• What to work on: Please echo the listing exactly, starting with the line that contains "- phone-screen: 9:41" and going on through the line that contains "- status-time: 9:41: [23, 16, 45, 28]", both included.

• Provided data:
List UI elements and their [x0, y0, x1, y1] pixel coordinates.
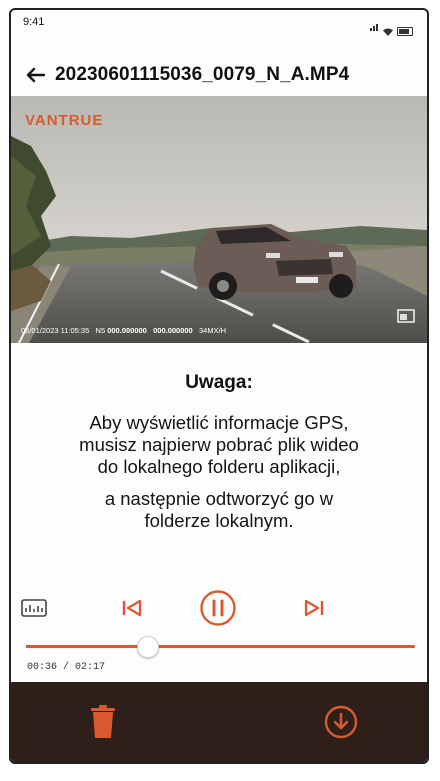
- phone-screen: 9:41 20230601115036_0079_N_A.MP4 VANTRUE…: [9, 8, 429, 764]
- battery-icon: [397, 27, 413, 36]
- notice-line: folderze lokalnym.: [144, 510, 294, 531]
- brand-watermark: VANTRUE: [25, 112, 104, 129]
- video-frame: [11, 96, 427, 343]
- status-time: 9:41: [23, 16, 45, 28]
- notice-line: Aby wyświetlić informacje GPS,: [89, 412, 349, 433]
- trash-icon[interactable]: [83, 702, 123, 742]
- overlay-speed: 34MX/H: [199, 326, 227, 335]
- gps-notice: Uwaga: Aby wyświetlić informacje GPS, mu…: [11, 372, 427, 532]
- notice-line: a następnie odtworzyć go w: [104, 488, 334, 509]
- back-arrow-icon[interactable]: [23, 63, 47, 87]
- signal-icon: [370, 18, 379, 36]
- seek-bar[interactable]: [26, 636, 415, 658]
- skip-previous-icon[interactable]: [112, 588, 152, 628]
- gps-info-icon[interactable]: [14, 588, 54, 628]
- overlay-datetime: 06/01/2023 11:05:35: [21, 326, 90, 335]
- overlay-lat-prefix: N5: [95, 326, 106, 335]
- page-title: 20230601115036_0079_N_A.MP4: [55, 64, 350, 85]
- playback-controls: [11, 588, 427, 628]
- overlay-lon: 000.000000: [153, 326, 193, 335]
- video-gps-overlay: 06/01/2023 11:05:35 N5 000.000000 000.00…: [21, 326, 226, 335]
- status-icons: [370, 18, 413, 36]
- fullscreen-icon[interactable]: [397, 309, 415, 323]
- notice-line: musisz najpierw pobrać plik wideo: [79, 434, 359, 455]
- status-bar: 9:41: [11, 10, 427, 38]
- pause-icon[interactable]: [198, 588, 238, 628]
- bottom-action-bar: [11, 682, 427, 762]
- overlay-lat: 000.000000: [107, 326, 147, 335]
- download-icon[interactable]: [321, 702, 361, 742]
- skip-next-icon[interactable]: [294, 588, 334, 628]
- notice-line: do lokalnego folderu aplikacji,: [97, 456, 341, 477]
- notice-title: Uwaga:: [185, 372, 253, 393]
- seek-played: [26, 645, 147, 648]
- video-player[interactable]: VANTRUE 06/01/2023 11:05:35 N5 000.00000…: [11, 96, 427, 343]
- header: 20230601115036_0079_N_A.MP4: [11, 55, 427, 95]
- seek-thumb[interactable]: [136, 636, 159, 658]
- time-readout: 00:36 / 02:17: [27, 662, 106, 673]
- notice-body: Aby wyświetlić informacje GPS, musisz na…: [11, 412, 427, 532]
- wifi-icon: [383, 28, 393, 36]
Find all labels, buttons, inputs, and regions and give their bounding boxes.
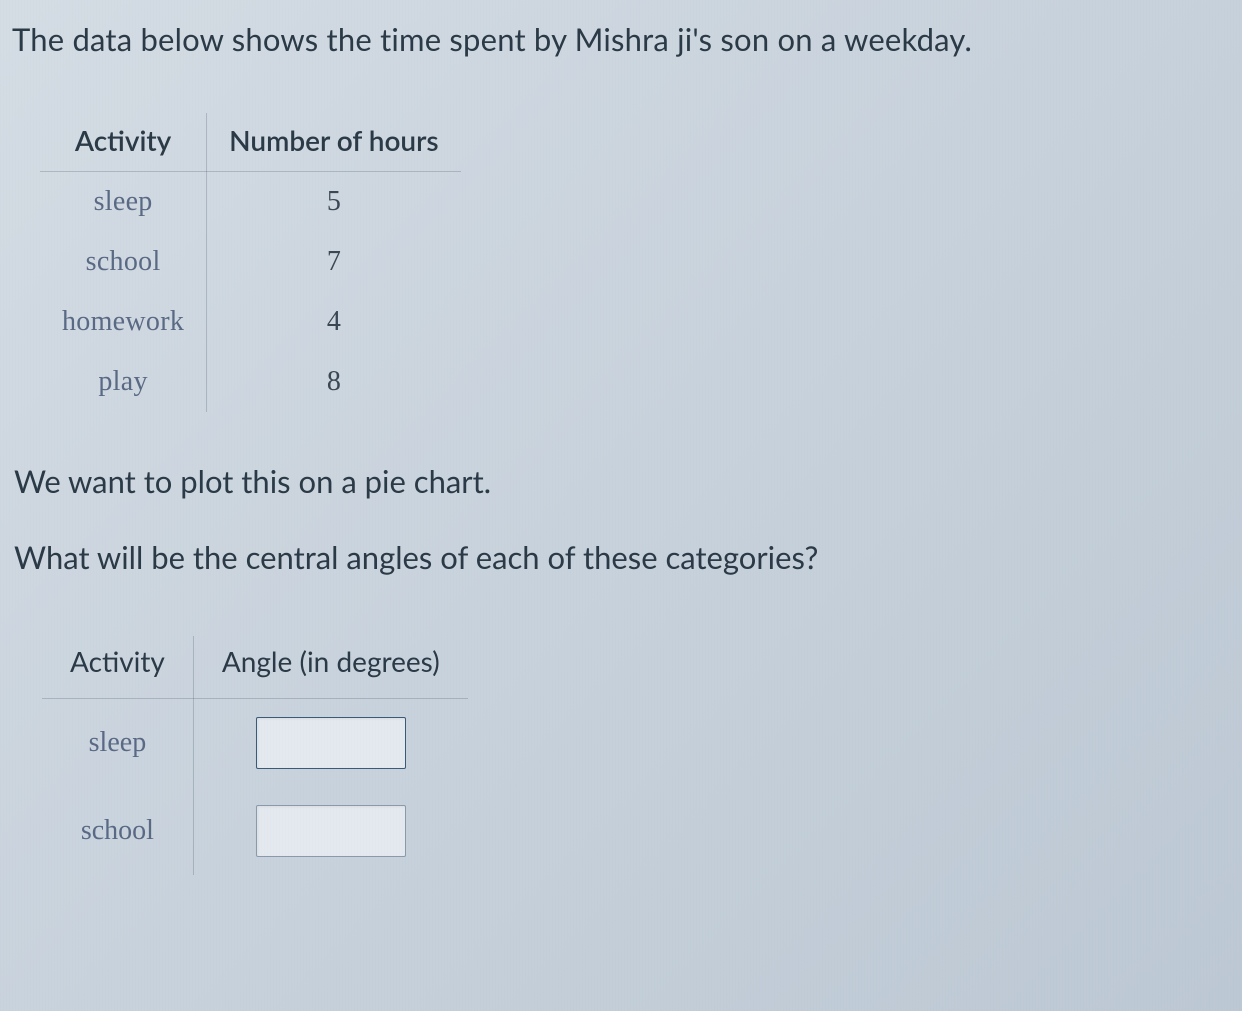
central-angle-question: What will be the central angles of each … <box>12 538 1232 576</box>
table-row: sleep 5 <box>40 172 461 233</box>
table-row: school <box>42 787 468 875</box>
col-header-hours: Number of hours <box>207 113 461 172</box>
data-table-section: Activity Number of hours sleep 5 school … <box>12 113 1232 412</box>
question-intro: The data below shows the time spent by M… <box>12 20 1232 58</box>
col-header-angle: Angle (in degrees) <box>193 636 467 699</box>
pie-chart-statement: We want to plot this on a pie chart. <box>12 462 1232 500</box>
hours-cell: 4 <box>207 292 461 352</box>
col-header-activity: Activity <box>40 113 207 172</box>
activity-cell: school <box>42 787 193 875</box>
hours-cell: 8 <box>207 352 461 412</box>
table-row: homework 4 <box>40 292 461 352</box>
answer-table-section: Activity Angle (in degrees) sleep school <box>12 636 1232 875</box>
activity-cell: play <box>40 352 207 412</box>
col-header-activity: Activity <box>42 636 193 699</box>
angle-input-school[interactable] <box>256 805 406 857</box>
activity-angle-table: Activity Angle (in degrees) sleep school <box>42 636 468 875</box>
activity-hours-table: Activity Number of hours sleep 5 school … <box>40 113 461 412</box>
angle-input-cell <box>193 699 467 788</box>
table-row: play 8 <box>40 352 461 412</box>
hours-cell: 7 <box>207 232 461 292</box>
table-row: sleep <box>42 699 468 788</box>
activity-cell: homework <box>40 292 207 352</box>
activity-cell: sleep <box>42 699 193 788</box>
activity-cell: sleep <box>40 172 207 233</box>
angle-input-sleep[interactable] <box>256 717 406 769</box>
activity-cell: school <box>40 232 207 292</box>
table-row: school 7 <box>40 232 461 292</box>
angle-input-cell <box>193 787 467 875</box>
hours-cell: 5 <box>207 172 461 233</box>
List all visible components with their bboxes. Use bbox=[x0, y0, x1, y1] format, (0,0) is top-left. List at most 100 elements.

• Task answer:
- phone-screen: 9:41 20230601115036_0079_N_A.MP4 VANTRUE…: [9, 8, 429, 764]
- battery-icon: [397, 27, 413, 36]
- notice-line: folderze lokalnym.: [144, 510, 294, 531]
- brand-watermark: VANTRUE: [25, 112, 104, 129]
- video-frame: [11, 96, 427, 343]
- status-time: 9:41: [23, 16, 45, 28]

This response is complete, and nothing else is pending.